## Begin RECORDS SUPPLIED

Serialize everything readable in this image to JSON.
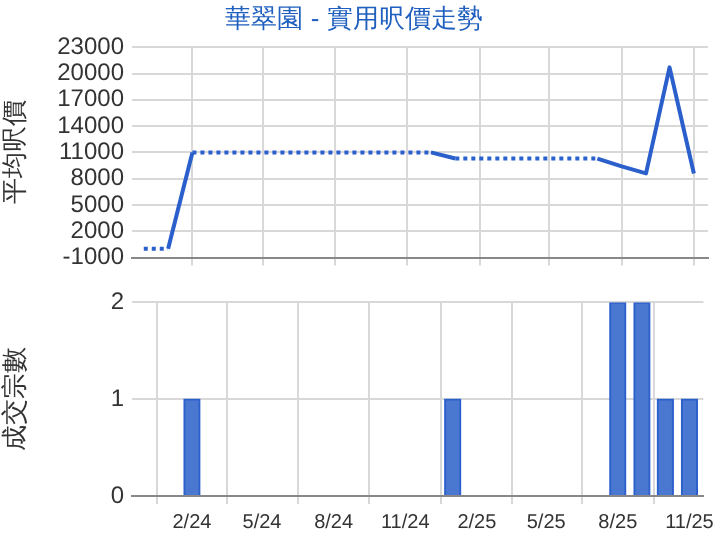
{
  "chart_data": [
    {
      "type": "line",
      "title": "華翠園 - 實用呎價走勢",
      "ylabel": "平均呎價",
      "x": [
        "2023-12",
        "2024-01",
        "2024-02",
        "2024-03",
        "2024-04",
        "2024-05",
        "2024-06",
        "2024-07",
        "2024-08",
        "2024-09",
        "2024-10",
        "2024-11",
        "2024-12",
        "2025-01",
        "2025-02",
        "2025-03",
        "2025-04",
        "2025-05",
        "2025-06",
        "2025-07",
        "2025-08",
        "2025-09",
        "2025-10",
        "2025-11"
      ],
      "series": [
        {
          "color": "#2a5fcc",
          "values": [
            0,
            0,
            11000,
            11000,
            11000,
            11000,
            11000,
            11000,
            11000,
            11000,
            11000,
            11000,
            11000,
            10300,
            10300,
            10300,
            10300,
            10300,
            10300,
            10300,
            9400,
            8600,
            20700,
            8600
          ]
        }
      ],
      "xlim": [
        "2023-11-16",
        "2025-11-19"
      ],
      "xticks": [
        {
          "value": "2024-02",
          "label": null
        },
        {
          "value": "2024-05",
          "label": null
        },
        {
          "value": "2024-08",
          "label": null
        },
        {
          "value": "2024-11",
          "label": null
        },
        {
          "value": "2025-02",
          "label": null
        },
        {
          "value": "2025-05",
          "label": null
        },
        {
          "value": "2025-08",
          "label": null
        },
        {
          "value": "2025-11",
          "label": null
        }
      ],
      "ylim": [
        -1000,
        23000
      ],
      "yticks": [
        -1000,
        2000,
        5000,
        8000,
        11000,
        14000,
        17000,
        20000,
        23000
      ],
      "grid": true,
      "legend": false,
      "marker": "none",
      "tick_labels": "y"
    },
    {
      "type": "bar",
      "ylabel": "成交宗數",
      "x": [
        "2023-12",
        "2024-01",
        "2024-02",
        "2024-03",
        "2024-04",
        "2024-05",
        "2024-06",
        "2024-07",
        "2024-08",
        "2024-09",
        "2024-10",
        "2024-11",
        "2024-12",
        "2025-01",
        "2025-02",
        "2025-03",
        "2025-04",
        "2025-05",
        "2025-06",
        "2025-07",
        "2025-08",
        "2025-09",
        "2025-10",
        "2025-11"
      ],
      "series": [
        {
          "color": "#4a78d0",
          "values": [
            0,
            0,
            1,
            0,
            0,
            0,
            0,
            0,
            0,
            0,
            0,
            0,
            0,
            1,
            0,
            0,
            0,
            0,
            0,
            0,
            2,
            2,
            1,
            1
          ]
        }
      ],
      "xlim": [
        "2023-11-16",
        "2025-11-19"
      ],
      "xticks": [
        {
          "value": "2024-02",
          "label": "2/24"
        },
        {
          "value": "2024-05",
          "label": "5/24"
        },
        {
          "value": "2024-08",
          "label": "8/24"
        },
        {
          "value": "2024-11",
          "label": "11/24"
        },
        {
          "value": "2025-02",
          "label": "2/25"
        },
        {
          "value": "2025-05",
          "label": "5/25"
        },
        {
          "value": "2025-08",
          "label": "8/25"
        },
        {
          "value": "2025-11",
          "label": "11/25"
        }
      ],
      "ylim": [
        0,
        2
      ],
      "yticks": [
        0,
        1,
        2
      ],
      "grid": true,
      "legend": false
    }
  ]
}
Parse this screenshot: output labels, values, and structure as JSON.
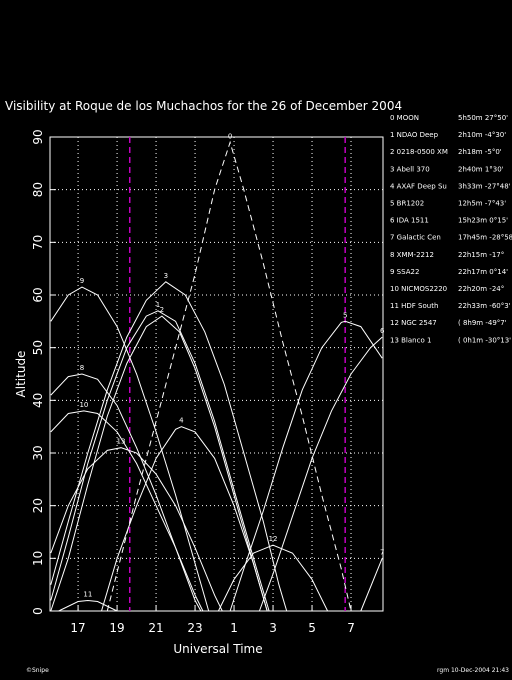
{
  "chart_data": {
    "type": "line",
    "title": "Visibility at Roque de los Muchachos for the 26 of December 2004",
    "xlabel": "Universal Time",
    "ylabel": "Altitude",
    "footer_left": "©Snipe",
    "footer_right": "rgm 10-Dec-2004 21:43",
    "xlim": [
      15.56,
      32.64
    ],
    "ylim": [
      0,
      90
    ],
    "xticks": [
      17,
      19,
      21,
      23,
      {
        "value": 25,
        "label": "1"
      },
      {
        "value": 27,
        "label": "3"
      },
      {
        "value": 29,
        "label": "5"
      },
      {
        "value": 31,
        "label": "7"
      }
    ],
    "yticks": [
      0,
      10,
      20,
      30,
      40,
      50,
      60,
      70,
      80,
      90
    ],
    "grid": true,
    "markers_x": [
      19.65,
      30.7
    ],
    "marker_color": "#c000c0",
    "series": [
      {
        "label": "0",
        "name": "0 MOON",
        "coords": "5h50m 27°50'",
        "color": "#ffffff",
        "dashed": true,
        "x": [
          18.5,
          20,
          21,
          22,
          23,
          24,
          24.8,
          25.5,
          26.5,
          27.5,
          28.5,
          29.5,
          30.5,
          31
        ],
        "values": [
          0,
          22,
          36,
          50,
          64,
          80,
          89,
          80,
          66,
          51,
          37,
          22,
          8,
          0
        ]
      },
      {
        "label": "1",
        "name": "1 NDAO Deep",
        "coords": "2h10m -4°30'",
        "color": "#ffffff",
        "x": [
          15.6,
          16.5,
          17.5,
          18.5,
          19.5,
          20.5,
          21.1,
          22,
          23,
          24,
          25,
          26,
          26.8
        ],
        "values": [
          2,
          14,
          28,
          40,
          50,
          56,
          57,
          55,
          47,
          36,
          23,
          10,
          0
        ]
      },
      {
        "label": "2",
        "name": "2 0218-0500 XM",
        "coords": "2h18m -5°0'",
        "color": "#ffffff",
        "x": [
          15.6,
          16.5,
          17.5,
          18.5,
          19.5,
          20.5,
          21.3,
          22.2,
          23,
          24,
          25,
          26,
          26.7
        ],
        "values": [
          0,
          10,
          24,
          37,
          47,
          54,
          56,
          53,
          46,
          35,
          22,
          9,
          0
        ]
      },
      {
        "label": "3",
        "name": "3 Abell 370",
        "coords": "2h40m 1°30'",
        "color": "#ffffff",
        "x": [
          15.6,
          16.5,
          17.5,
          18.5,
          19.5,
          20.5,
          21.5,
          22.5,
          23.5,
          24.5,
          25.5,
          26.5,
          27.3,
          27.7
        ],
        "values": [
          5,
          17,
          30,
          42,
          52,
          59,
          62.5,
          60,
          53,
          43,
          30,
          17,
          5,
          0
        ]
      },
      {
        "label": "4",
        "name": "4 AXAF Deep Su",
        "coords": "3h33m -27°48'",
        "color": "#ffffff",
        "x": [
          18.2,
          19,
          20,
          21,
          22,
          22.3,
          23,
          24,
          25,
          26,
          26.7
        ],
        "values": [
          0,
          10,
          20,
          29,
          34.5,
          35,
          34,
          29,
          20,
          9,
          0
        ]
      },
      {
        "label": "5",
        "name": "5 BR1202",
        "coords": "12h5m -7°43'",
        "color": "#ffffff",
        "x": [
          24.8,
          25.5,
          26.5,
          27.5,
          28.5,
          29.5,
          30.5,
          30.7,
          31.5,
          32.6
        ],
        "values": [
          0,
          8,
          19,
          31,
          42,
          50,
          54.8,
          55,
          54,
          48
        ]
      },
      {
        "label": "6",
        "name": "6 IDA 1511",
        "coords": "15h23m 0°15'",
        "color": "#ffffff",
        "x": [
          26.3,
          27,
          28,
          29,
          30,
          31,
          32,
          32.6
        ],
        "values": [
          0,
          7,
          18,
          29,
          38,
          45,
          50,
          52
        ]
      },
      {
        "label": "7",
        "name": "7 Galactic Cen",
        "coords": "17h45m -28°58'",
        "color": "#ffffff",
        "x": [
          31.5,
          32.6
        ],
        "values": [
          0,
          10
        ]
      },
      {
        "label": "8",
        "name": "8 XMM-2212",
        "coords": "22h15m -17°",
        "color": "#ffffff",
        "x": [
          15.6,
          16.5,
          17.2,
          18,
          19,
          20,
          21,
          22,
          23,
          23.3
        ],
        "values": [
          41,
          44.5,
          45,
          44,
          39,
          31,
          22,
          12,
          2,
          0
        ]
      },
      {
        "label": "9",
        "name": "9 SSA22",
        "coords": "22h17m 0°14'",
        "color": "#ffffff",
        "x": [
          15.6,
          16.5,
          17.2,
          18,
          19,
          20,
          21,
          22,
          23,
          23.7
        ],
        "values": [
          55,
          60,
          61.5,
          60,
          54,
          45,
          34,
          22,
          9,
          0
        ]
      },
      {
        "label": "10",
        "name": "10 NICMOS2220",
        "coords": "22h20m -24°",
        "color": "#ffffff",
        "x": [
          15.6,
          16.5,
          17.3,
          18,
          19,
          20,
          21,
          22,
          23,
          23.4
        ],
        "values": [
          34,
          37.5,
          38,
          37.5,
          34,
          28,
          20,
          12,
          3,
          0
        ]
      },
      {
        "label": "11",
        "name": "11 HDF South",
        "coords": "22h33m -60°3'",
        "color": "#ffffff",
        "x": [
          16,
          17,
          17.5,
          18,
          19
        ],
        "values": [
          0,
          1.8,
          2,
          1.8,
          0
        ]
      },
      {
        "label": "12",
        "name": "12 NGC 2547",
        "coords": "( 8h9m -49°7'",
        "color": "#ffffff",
        "x": [
          24.2,
          25,
          26,
          27,
          28,
          29,
          29.8
        ],
        "values": [
          0,
          6,
          11,
          12.5,
          11,
          6,
          0
        ]
      },
      {
        "label": "13",
        "name": "13 Blanco 1",
        "coords": "( 0h1m -30°13'",
        "color": "#ffffff",
        "x": [
          15.6,
          16.5,
          17.5,
          18.5,
          19.2,
          20,
          21,
          22,
          23,
          24,
          24.4
        ],
        "values": [
          11,
          20,
          27,
          30.5,
          31,
          30,
          26,
          20,
          12,
          3,
          0
        ]
      }
    ]
  }
}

## End RECORDS SUPPLIED

TASK DIRECTIONS
Go through the records and gather the lines that hold "this".

OUTPUT BELOW
Serialize everything readable in this image to JSON.
Parse this screenshot: output labels, values, and structure as JSON.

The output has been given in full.